╭──

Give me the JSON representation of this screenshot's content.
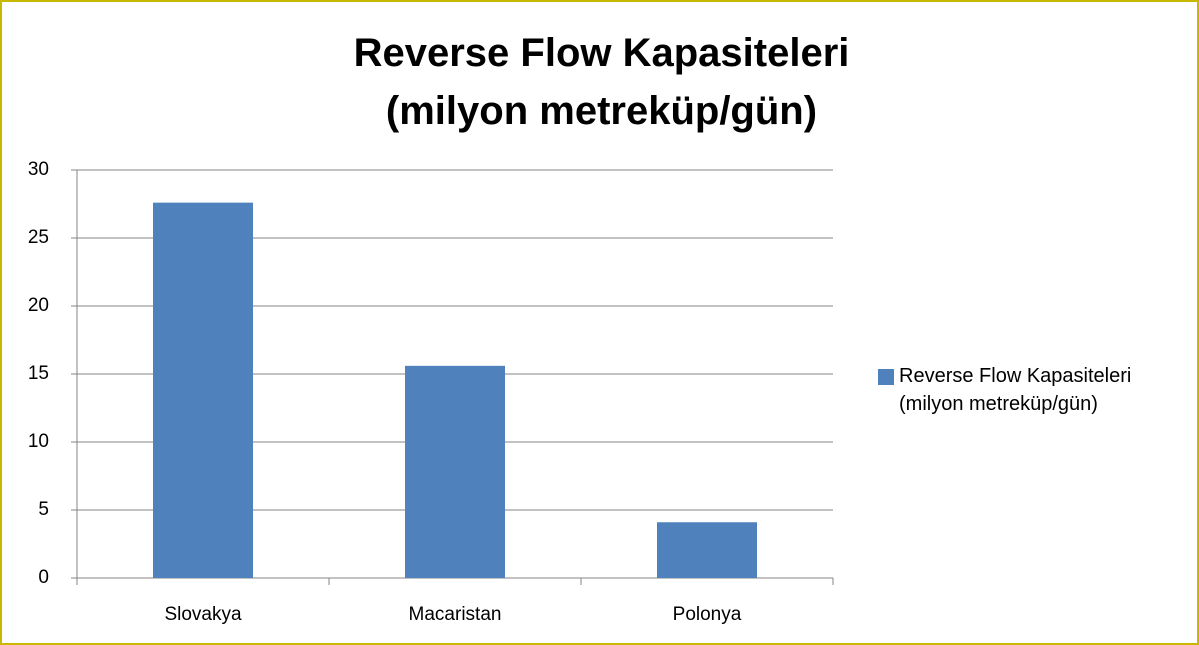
{
  "chart_data": {
    "type": "bar",
    "title": "Reverse Flow Kapasiteleri\n(milyon metreküp/gün)",
    "categories": [
      "Slovakya",
      "Macaristan",
      "Polonya"
    ],
    "series": [
      {
        "name": "Reverse Flow Kapasiteleri (milyon metreküp/gün)",
        "color": "#4f81bd",
        "values": [
          27.6,
          15.6,
          4.1
        ]
      }
    ],
    "ylim": [
      0,
      30
    ],
    "yticks": [
      0,
      5,
      10,
      15,
      20,
      25,
      30
    ],
    "grid": true,
    "legend": "right"
  }
}
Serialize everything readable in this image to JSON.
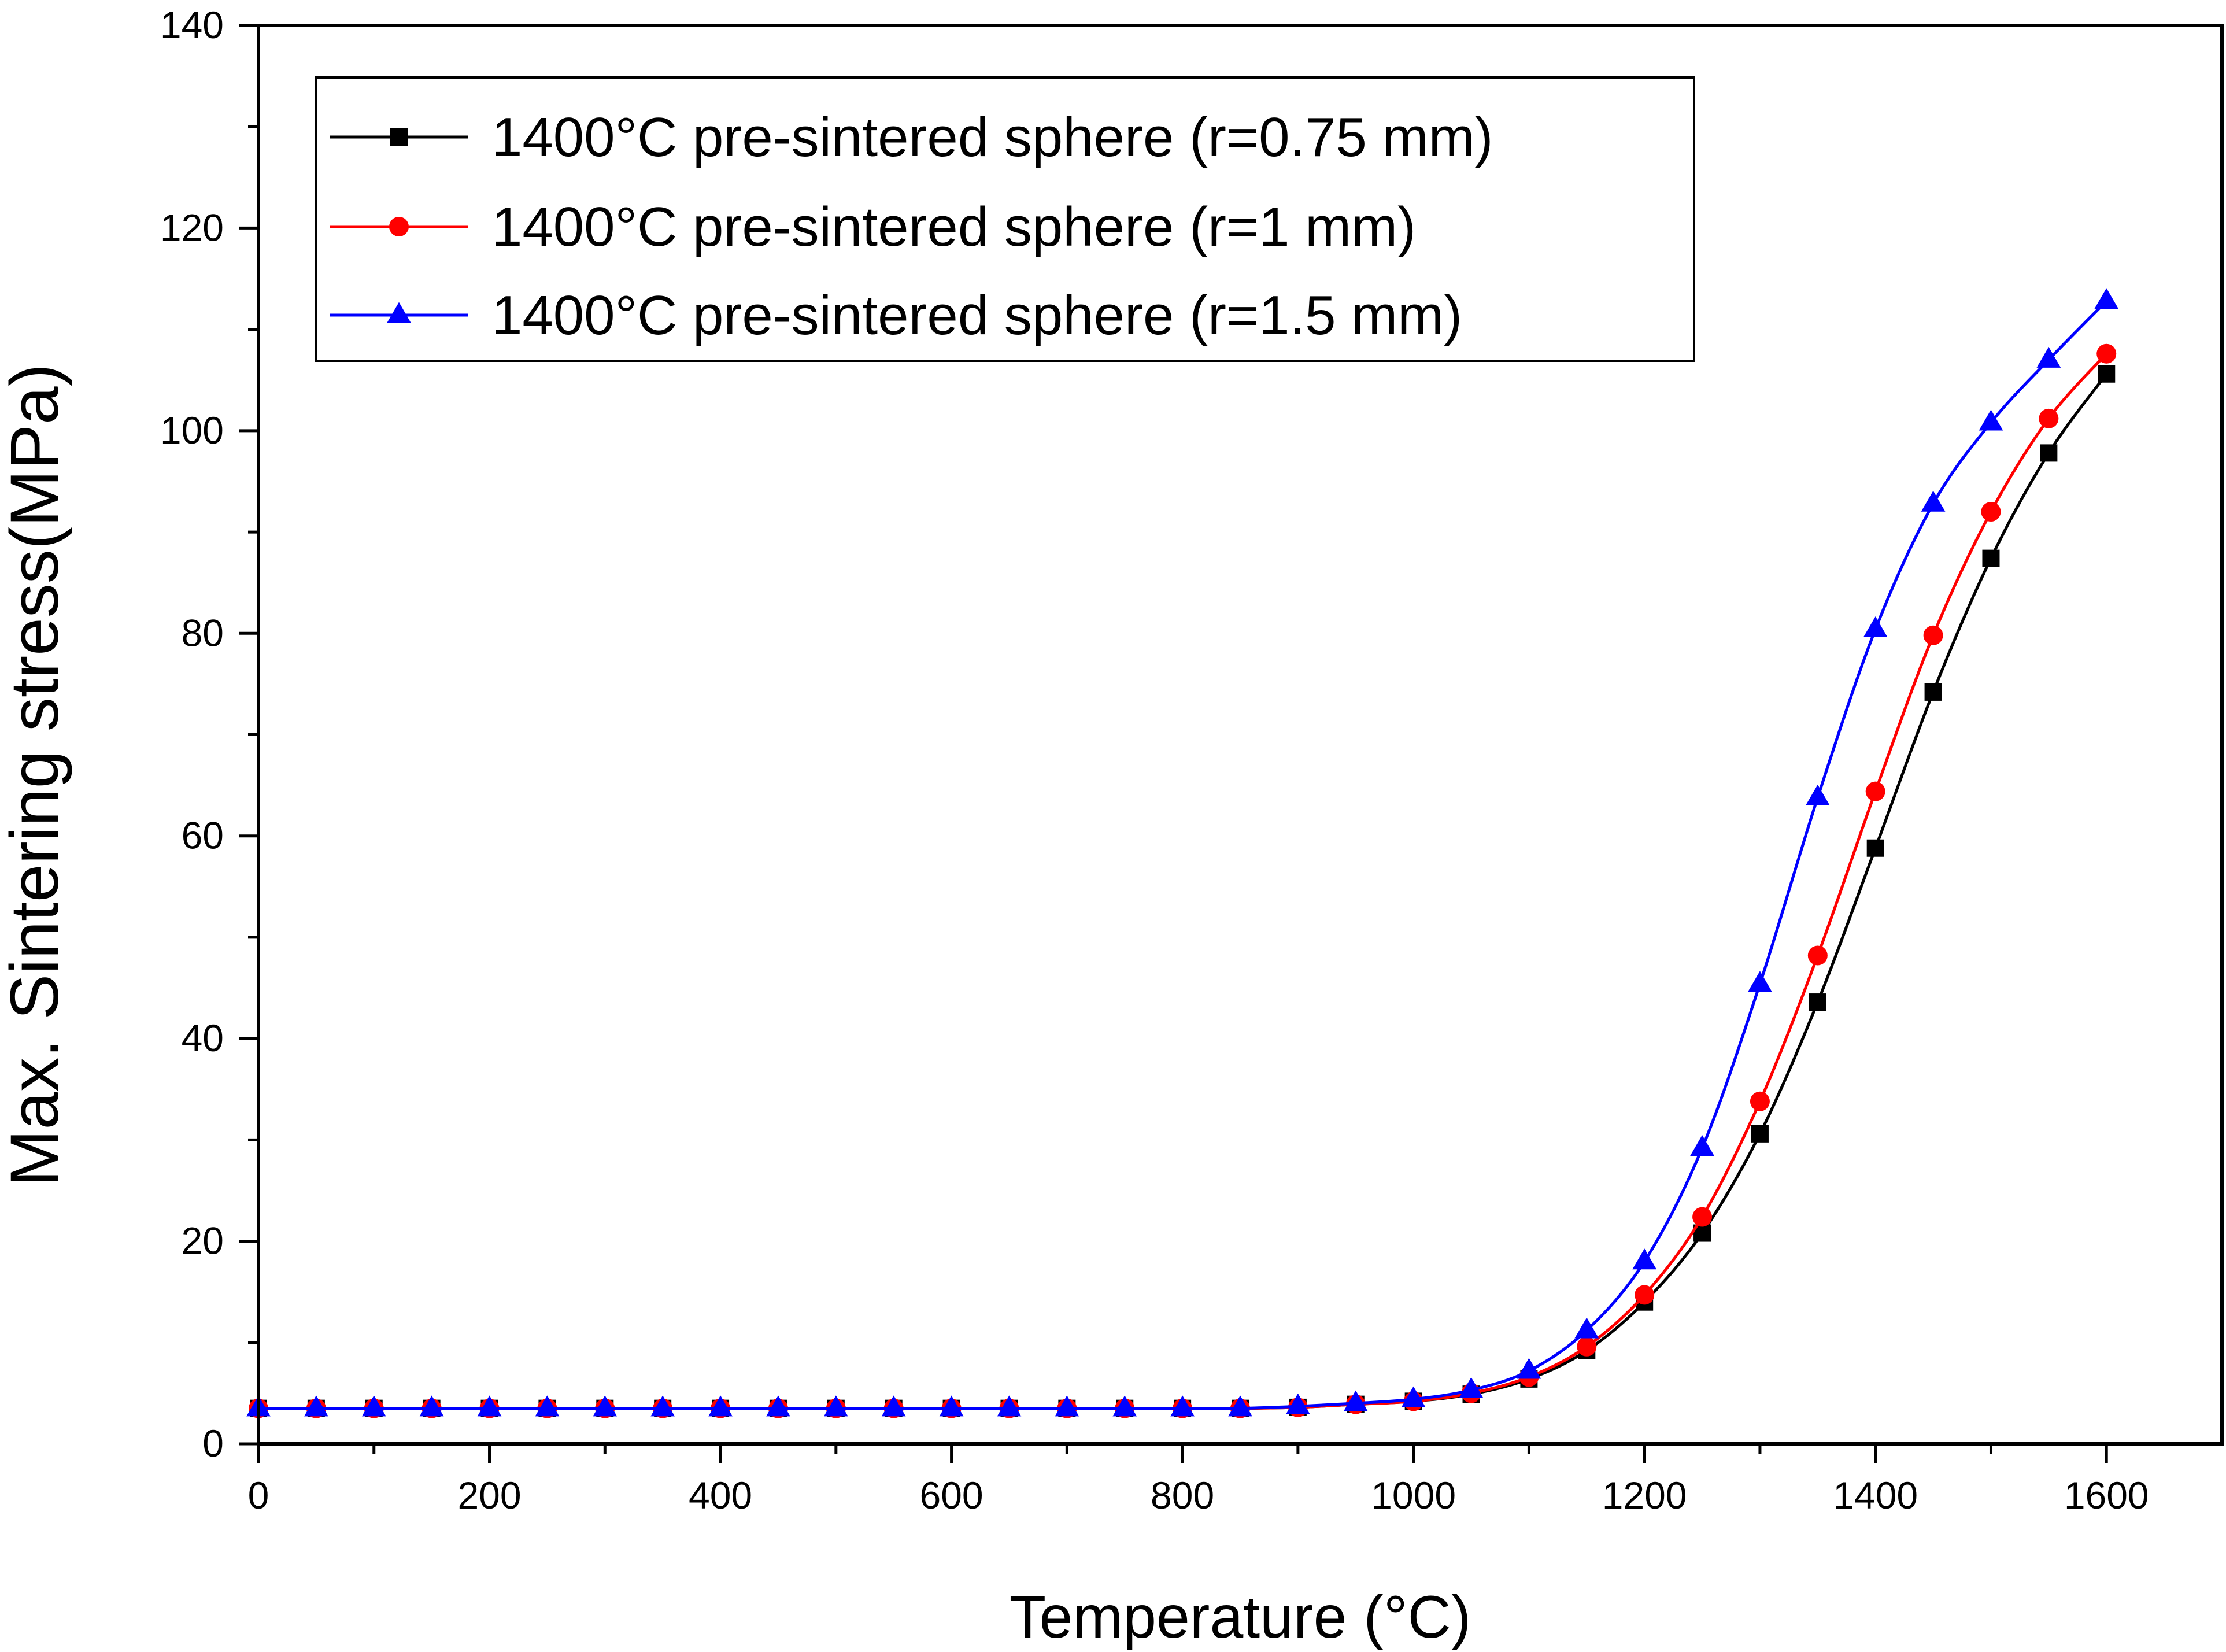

╰──

» **THE TASK**:
Extract every line of the data exactly; pictures stay out.

» **RESULT OF THIS EXERCISE**:
Give me the JSON representation of this screenshot's content.
{
  "chart_data": {
    "type": "bar",
    "title": "Reverse Flow Kapasiteleri\n(milyon metreküp/gün)",
    "categories": [
      "Slovakya",
      "Macaristan",
      "Polonya"
    ],
    "series": [
      {
        "name": "Reverse Flow Kapasiteleri (milyon metreküp/gün)",
        "color": "#4f81bd",
        "values": [
          27.6,
          15.6,
          4.1
        ]
      }
    ],
    "ylim": [
      0,
      30
    ],
    "yticks": [
      0,
      5,
      10,
      15,
      20,
      25,
      30
    ],
    "grid": true,
    "legend": "right"
  }
}
Serialize everything readable in this image to JSON.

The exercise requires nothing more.